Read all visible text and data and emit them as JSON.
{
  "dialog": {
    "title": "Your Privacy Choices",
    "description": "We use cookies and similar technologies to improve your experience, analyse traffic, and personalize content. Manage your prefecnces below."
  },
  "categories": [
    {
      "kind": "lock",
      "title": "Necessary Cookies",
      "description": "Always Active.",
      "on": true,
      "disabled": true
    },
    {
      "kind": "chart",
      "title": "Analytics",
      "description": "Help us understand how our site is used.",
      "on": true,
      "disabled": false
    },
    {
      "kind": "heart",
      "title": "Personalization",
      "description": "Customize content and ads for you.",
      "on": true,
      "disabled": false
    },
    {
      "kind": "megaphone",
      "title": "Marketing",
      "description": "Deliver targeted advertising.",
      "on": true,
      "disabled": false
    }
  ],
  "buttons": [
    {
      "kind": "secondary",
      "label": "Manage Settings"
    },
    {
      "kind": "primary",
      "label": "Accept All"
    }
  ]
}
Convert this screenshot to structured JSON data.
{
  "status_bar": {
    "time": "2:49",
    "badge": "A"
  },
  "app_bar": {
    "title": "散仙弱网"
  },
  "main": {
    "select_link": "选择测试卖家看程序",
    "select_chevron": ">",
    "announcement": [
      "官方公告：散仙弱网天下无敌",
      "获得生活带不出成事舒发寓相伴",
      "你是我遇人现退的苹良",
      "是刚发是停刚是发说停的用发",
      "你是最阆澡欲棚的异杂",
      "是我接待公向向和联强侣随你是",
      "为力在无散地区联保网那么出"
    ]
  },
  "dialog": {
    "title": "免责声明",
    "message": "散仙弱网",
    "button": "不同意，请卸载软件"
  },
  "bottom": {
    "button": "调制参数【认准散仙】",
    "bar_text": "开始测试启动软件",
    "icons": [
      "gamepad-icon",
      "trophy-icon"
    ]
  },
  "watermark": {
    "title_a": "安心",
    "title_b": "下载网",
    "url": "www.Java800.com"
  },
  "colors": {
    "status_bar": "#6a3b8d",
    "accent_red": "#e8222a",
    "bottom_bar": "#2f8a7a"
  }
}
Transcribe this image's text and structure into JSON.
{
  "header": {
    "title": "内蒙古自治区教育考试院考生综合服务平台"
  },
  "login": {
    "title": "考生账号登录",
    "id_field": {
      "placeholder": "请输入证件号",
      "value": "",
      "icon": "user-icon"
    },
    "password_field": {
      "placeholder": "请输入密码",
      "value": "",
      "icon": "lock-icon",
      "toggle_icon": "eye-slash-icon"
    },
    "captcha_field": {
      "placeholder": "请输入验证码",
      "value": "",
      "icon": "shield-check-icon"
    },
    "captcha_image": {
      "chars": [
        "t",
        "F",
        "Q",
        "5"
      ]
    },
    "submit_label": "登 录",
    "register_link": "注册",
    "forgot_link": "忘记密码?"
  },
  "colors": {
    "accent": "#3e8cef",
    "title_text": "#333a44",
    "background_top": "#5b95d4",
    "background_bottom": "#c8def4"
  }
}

•••

Exercise instructions: Reproduce every entry shown above, precisely as it stands.

Written answer:
Read all visible text and data and emit them as JSON.
{
  "dialog": {
    "title": "Your Privacy Choices",
    "description": "We use cookies and similar technologies to improve your experience, analyse traffic, and personalize content. Manage your prefecnces below."
  },
  "categories": [
    {
      "kind": "lock",
      "title": "Necessary Cookies",
      "description": "Always Active.",
      "on": true,
      "disabled": true
    },
    {
      "kind": "chart",
      "title": "Analytics",
      "description": "Help us understand how our site is used.",
      "on": true,
      "disabled": false
    },
    {
      "kind": "heart",
      "title": "Personalization",
      "description": "Customize content and ads for you.",
      "on": true,
      "disabled": false
    },
    {
      "kind": "megaphone",
      "title": "Marketing",
      "description": "Deliver targeted advertising.",
      "on": true,
      "disabled": false
    }
  ],
  "buttons": [
    {
      "kind": "secondary",
      "label": "Manage Settings"
    },
    {
      "kind": "primary",
      "label": "Accept All"
    }
  ]
}
Convert this screenshot to structured JSON data.
{
  "status_bar": {
    "time": "2:49",
    "badge": "A"
  },
  "app_bar": {
    "title": "散仙弱网"
  },
  "main": {
    "select_link": "选择测试卖家看程序",
    "select_chevron": ">",
    "announcement": [
      "官方公告：散仙弱网天下无敌",
      "获得生活带不出成事舒发寓相伴",
      "你是我遇人现退的苹良",
      "是刚发是停刚是发说停的用发",
      "你是最阆澡欲棚的异杂",
      "是我接待公向向和联强侣随你是",
      "为力在无散地区联保网那么出"
    ]
  },
  "dialog": {
    "title": "免责声明",
    "message": "散仙弱网",
    "button": "不同意，请卸载软件"
  },
  "bottom": {
    "button": "调制参数【认准散仙】",
    "bar_text": "开始测试启动软件",
    "icons": [
      "gamepad-icon",
      "trophy-icon"
    ]
  },
  "watermark": {
    "title_a": "安心",
    "title_b": "下载网",
    "url": "www.Java800.com"
  },
  "colors": {
    "status_bar": "#6a3b8d",
    "accent_red": "#e8222a",
    "bottom_bar": "#2f8a7a"
  }
}
Transcribe this image's text and structure into JSON.
{
  "header": {
    "title": "内蒙古自治区教育考试院考生综合服务平台"
  },
  "login": {
    "title": "考生账号登录",
    "id_field": {
      "placeholder": "请输入证件号",
      "value": "",
      "icon": "user-icon"
    },
    "password_field": {
      "placeholder": "请输入密码",
      "value": "",
      "icon": "lock-icon",
      "toggle_icon": "eye-slash-icon"
    },
    "captcha_field": {
      "placeholder": "请输入验证码",
      "value": "",
      "icon": "shield-check-icon"
    },
    "captcha_image": {
      "chars": [
        "t",
        "F",
        "Q",
        "5"
      ]
    },
    "submit_label": "登 录",
    "register_link": "注册",
    "forgot_link": "忘记密码?"
  },
  "colors": {
    "accent": "#3e8cef",
    "title_text": "#333a44",
    "background_top": "#5b95d4",
    "background_bottom": "#c8def4"
  }
}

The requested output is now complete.